TASK PROMPT: Omit all pictures, then retype the data exactly as given.

Items from a data source:

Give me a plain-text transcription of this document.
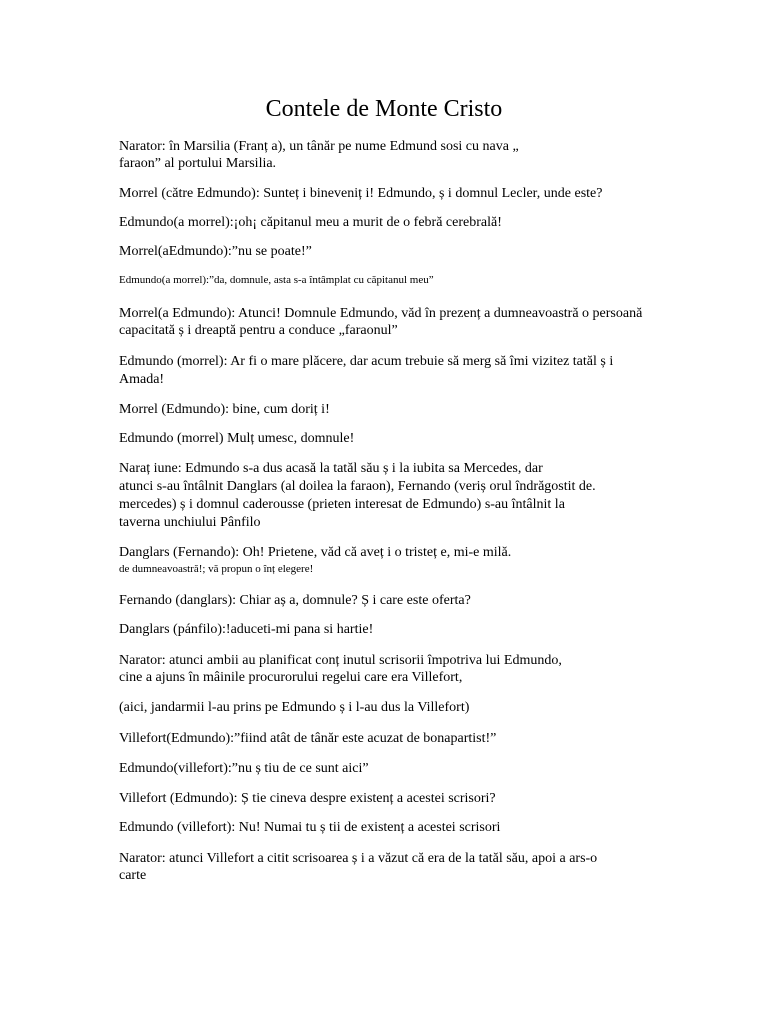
Contele de Monte Cristo
Narator: în Marsilia (Franț a), un tânăr pe nume Edmund sosi cu nava „
faraon” al portului Marsilia.
Morrel (către Edmundo): Sunteț i bineveniț i! Edmundo, ș i domnul Lecler, unde este?
Edmundo(a morrel):¡oh¡ căpitanul meu a murit de o febră cerebrală!
Morrel(aEdmundo):”nu se poate!”
Edmundo(a morrel):”da, domnule, asta s-a întâmplat cu căpitanul meu”
Morrel(a Edmundo): Atunci! Domnule Edmundo, văd în prezenț a dumneavoastră o persoană
capacitată ș i dreaptă pentru a conduce „faraonul”
Edmundo (morrel): Ar fi o mare plăcere, dar acum trebuie să merg să îmi vizitez tatăl ș i
Amada!
Morrel (Edmundo): bine, cum doriț i!
Edmundo (morrel) Mulț umesc, domnule!
Naraț iune: Edmundo s-a dus acasă la tatăl său ș i la iubita sa Mercedes, dar
atunci s-au întâlnit Danglars (al doilea la faraon), Fernando (veriș orul îndrăgostit de.
mercedes) ș i domnul caderousse (prieten interesat de Edmundo) s-au întâlnit la
taverna unchiului Pânfilo
Danglars (Fernando): Oh! Prietene, văd că aveț i o tristeț e, mi-e milă.
de dumneavoastră!; vă propun o înț elegere!
Fernando (danglars): Chiar aș a, domnule? Ș i care este oferta?
Danglars (pánfilo):!aduceti-mi pana si hartie!
Narator: atunci ambii au planificat conț inutul scrisorii împotriva lui Edmundo,
cine a ajuns în mâinile procurorului regelui care era Villefort,
(aici, jandarmii l-au prins pe Edmundo ș i l-au dus la Villefort)
Villefort(Edmundo):”fiind atât de tânăr este acuzat de bonapartist!”
Edmundo(villefort):”nu ș tiu de ce sunt aici”
Villefort (Edmundo): Ș tie cineva despre existenț a acestei scrisori?
Edmundo (villefort): Nu! Numai tu ș tii de existenț a acestei scrisori
Narator: atunci Villefort a citit scrisoarea ș i a văzut că era de la tatăl său, apoi a ars-o
carte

CORRECT OUTPUT:
Give me a plain-text transcription of this document.
Contele de Monte Cristo
Narator: în Marsilia (Franț a), un tânăr pe nume Edmund sosi cu nava „
faraon” al portului Marsilia.
Morrel (către Edmundo): Sunteț i bineveniț i! Edmundo, ș i domnul Lecler, unde este?
Edmundo(a morrel):¡oh¡ căpitanul meu a murit de o febră cerebrală!
Morrel(aEdmundo):”nu se poate!”
Edmundo(a morrel):”da, domnule, asta s-a întâmplat cu căpitanul meu”
Morrel(a Edmundo): Atunci! Domnule Edmundo, văd în prezenț a dumneavoastră o persoană
capacitată ș i dreaptă pentru a conduce „faraonul”
Edmundo (morrel): Ar fi o mare plăcere, dar acum trebuie să merg să îmi vizitez tatăl ș i
Amada!
Morrel (Edmundo): bine, cum doriț i!
Edmundo (morrel) Mulț umesc, domnule!
Naraț iune: Edmundo s-a dus acasă la tatăl său ș i la iubita sa Mercedes, dar
atunci s-au întâlnit Danglars (al doilea la faraon), Fernando (veriș orul îndrăgostit de.
mercedes) ș i domnul caderousse (prieten interesat de Edmundo) s-au întâlnit la
taverna unchiului Pânfilo
Danglars (Fernando): Oh! Prietene, văd că aveț i o tristeț e, mi-e milă.
de dumneavoastră!; vă propun o înț elegere!
Fernando (danglars): Chiar aș a, domnule? Ș i care este oferta?
Danglars (pánfilo):!aduceti-mi pana si hartie!
Narator: atunci ambii au planificat conț inutul scrisorii împotriva lui Edmundo,
cine a ajuns în mâinile procurorului regelui care era Villefort,
(aici, jandarmii l-au prins pe Edmundo ș i l-au dus la Villefort)
Villefort(Edmundo):”fiind atât de tânăr este acuzat de bonapartist!”
Edmundo(villefort):”nu ș tiu de ce sunt aici”
Villefort (Edmundo): Ș tie cineva despre existenț a acestei scrisori?
Edmundo (villefort): Nu! Numai tu ș tii de existenț a acestei scrisori
Narator: atunci Villefort a citit scrisoarea ș i a văzut că era de la tatăl său, apoi a ars-o
carte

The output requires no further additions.